#### What you will do
For every line in the data below that contains "lãnh", copy the line.
▬▬▬
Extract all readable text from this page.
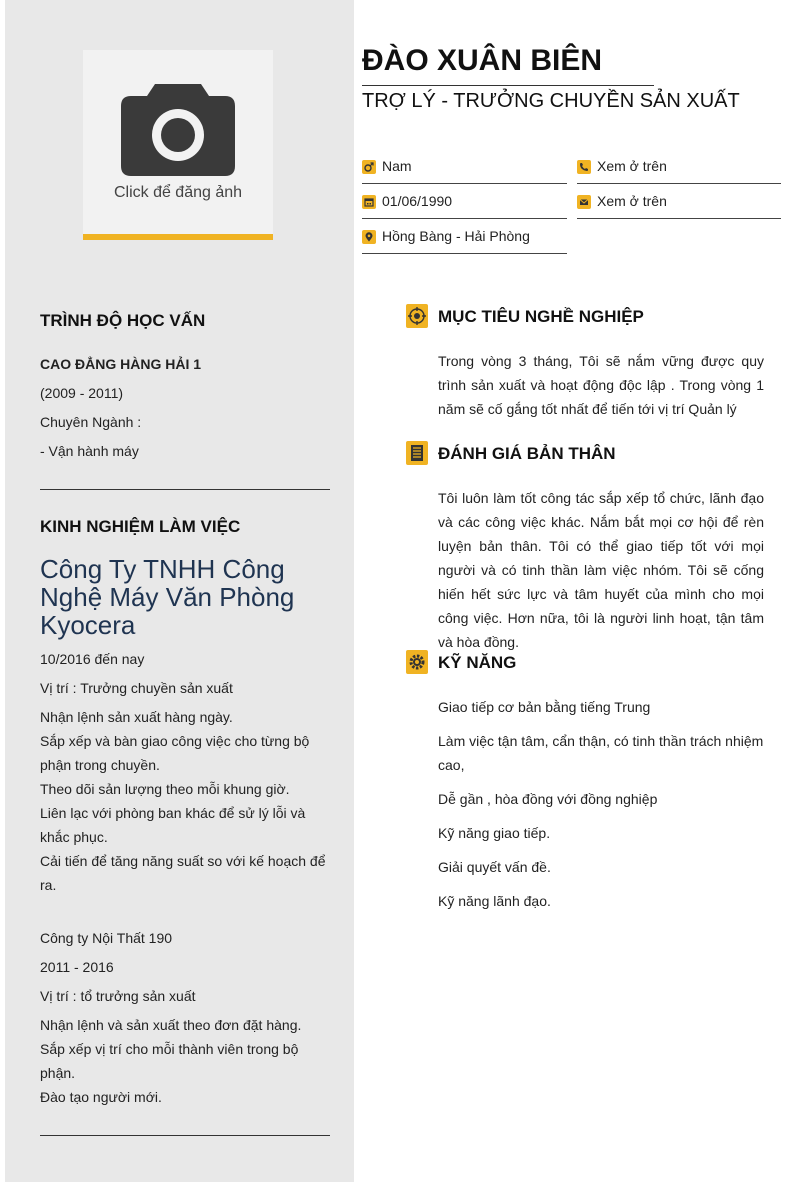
Click để đăng ảnh
ĐÀO XUÂN BIÊN
TRỢ LÝ - TRƯỞNG CHUYỀN SẢN XUẤT
Nam	Xem ở trên
01/06/1990	Xem ở trên
Hồng Bàng - Hải Phòng
TRÌNH ĐỘ HỌC VẤN
CAO ĐẲNG HÀNG HẢI 1
(2009 - 2011)
Chuyên Ngành :
- Vận hành máy
KINH NGHIỆM LÀM VIỆC
Công Ty TNHH Công Nghệ Máy Văn Phòng Kyocera
10/2016 đến nay
Vị trí : Trưởng chuyền sản xuất
Nhận lệnh sản xuất hàng ngày.
Sắp xếp và bàn giao công việc cho từng bộ phận trong chuyền.
Theo dõi sản lượng theo mỗi khung giờ.
Liên lạc với phòng ban khác để sử lý lỗi và khắc phục.
Cải tiến để tăng năng suất so với kế hoạch để ra.
Công ty Nội Thất 190
2011 - 2016
Vị trí : tổ trưởng sản xuất
Nhận lệnh và sản xuất theo đơn đặt hàng.
Sắp xếp vị trí cho mỗi thành viên trong bộ phận.
Đào tạo người mới.
MỤC TIÊU NGHỀ NGHIỆP
Trong vòng 3 tháng, Tôi sẽ nắm vững được quy trình sản xuất và hoạt động độc lập . Trong vòng 1 năm sẽ cố gắng tốt nhất để tiến tới vị trí Quản lý
ĐÁNH GIÁ BẢN THÂN
Tôi luôn làm tốt công tác sắp xếp tổ chức, lãnh đạo và các công việc khác. Nắm bắt mọi cơ hội để rèn luyện bản thân. Tôi có thể giao tiếp tốt với mọi người và có tinh thần làm việc nhóm. Tôi sẽ cống hiến hết sức lực và tâm huyết của mình cho mọi công việc. Hơn nữa, tôi là người linh hoạt, tận tâm và hòa đồng.
KỸ NĂNG
Giao tiếp cơ bản bằng tiếng Trung
Làm việc tận tâm, cẩn thận, có tinh thần trách nhiệm cao,
Dễ gần , hòa đồng với đồng nghiệp
Kỹ năng giao tiếp.
Giải quyết vấn đề.
Kỹ năng lãnh đạo.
▬▬▬
#### Written answer
Tôi luôn làm tốt công tác sắp xếp tổ chức, lãnh đạo và các công việc khác. Nắm bắt mọi cơ hội để rèn luyện bản thân. Tôi có thể giao tiếp tốt với mọi người và có tinh thần làm việc nhóm. Tôi sẽ cống hiến hết sức lực và tâm huyết của mình cho mọi công việc. Hơn nữa, tôi là người linh hoạt, tận tâm và hòa đồng.
Kỹ năng lãnh đạo.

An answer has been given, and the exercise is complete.